# PROBLEM TO WORK ON
Return the entries verbatim and drop every picture.

Recorded data
>> start
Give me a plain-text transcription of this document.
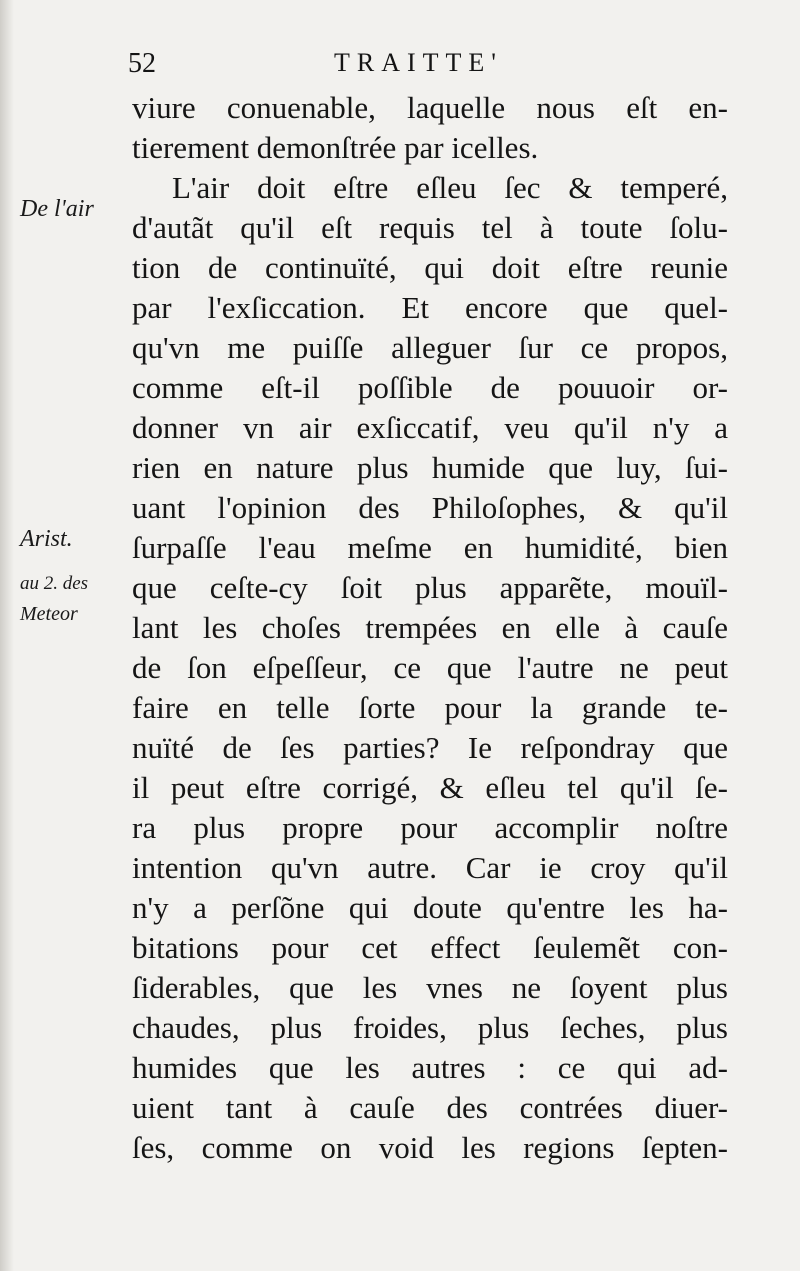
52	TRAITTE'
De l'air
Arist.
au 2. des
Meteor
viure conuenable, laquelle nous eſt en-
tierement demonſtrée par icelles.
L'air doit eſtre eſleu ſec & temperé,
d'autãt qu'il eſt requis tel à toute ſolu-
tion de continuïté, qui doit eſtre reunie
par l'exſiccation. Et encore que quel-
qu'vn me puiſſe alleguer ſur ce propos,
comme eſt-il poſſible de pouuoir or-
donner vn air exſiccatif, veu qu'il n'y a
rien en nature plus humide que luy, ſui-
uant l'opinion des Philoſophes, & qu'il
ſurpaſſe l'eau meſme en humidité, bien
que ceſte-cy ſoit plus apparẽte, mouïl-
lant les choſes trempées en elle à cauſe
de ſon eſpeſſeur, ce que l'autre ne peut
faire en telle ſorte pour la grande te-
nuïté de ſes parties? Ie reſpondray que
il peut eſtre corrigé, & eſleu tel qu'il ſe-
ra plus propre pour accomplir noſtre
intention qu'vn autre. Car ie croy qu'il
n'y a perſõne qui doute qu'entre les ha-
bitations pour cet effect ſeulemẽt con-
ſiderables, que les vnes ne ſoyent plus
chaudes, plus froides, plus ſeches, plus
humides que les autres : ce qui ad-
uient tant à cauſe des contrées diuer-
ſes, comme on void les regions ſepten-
>> end
# RESPONSE
Give me a plain-text transcription of this document.
52	TRAITTE'
De l'air
Arist.
au 2. des
Meteor
viure conuenable, laquelle nous eſt en-
tierement demonſtrée par icelles.
L'air doit eſtre eſleu ſec & temperé,
d'autãt qu'il eſt requis tel à toute ſolu-
tion de continuïté, qui doit eſtre reunie
par l'exſiccation. Et encore que quel-
qu'vn me puiſſe alleguer ſur ce propos,
comme eſt-il poſſible de pouuoir or-
donner vn air exſiccatif, veu qu'il n'y a
rien en nature plus humide que luy, ſui-
uant l'opinion des Philoſophes, & qu'il
ſurpaſſe l'eau meſme en humidité, bien
que ceſte-cy ſoit plus apparẽte, mouïl-
lant les choſes trempées en elle à cauſe
de ſon eſpeſſeur, ce que l'autre ne peut
faire en telle ſorte pour la grande te-
nuïté de ſes parties? Ie reſpondray que
il peut eſtre corrigé, & eſleu tel qu'il ſe-
ra plus propre pour accomplir noſtre
intention qu'vn autre. Car ie croy qu'il
n'y a perſõne qui doute qu'entre les ha-
bitations pour cet effect ſeulemẽt con-
ſiderables, que les vnes ne ſoyent plus
chaudes, plus froides, plus ſeches, plus
humides que les autres : ce qui ad-
uient tant à cauſe des contrées diuer-
ſes, comme on void les regions ſepten-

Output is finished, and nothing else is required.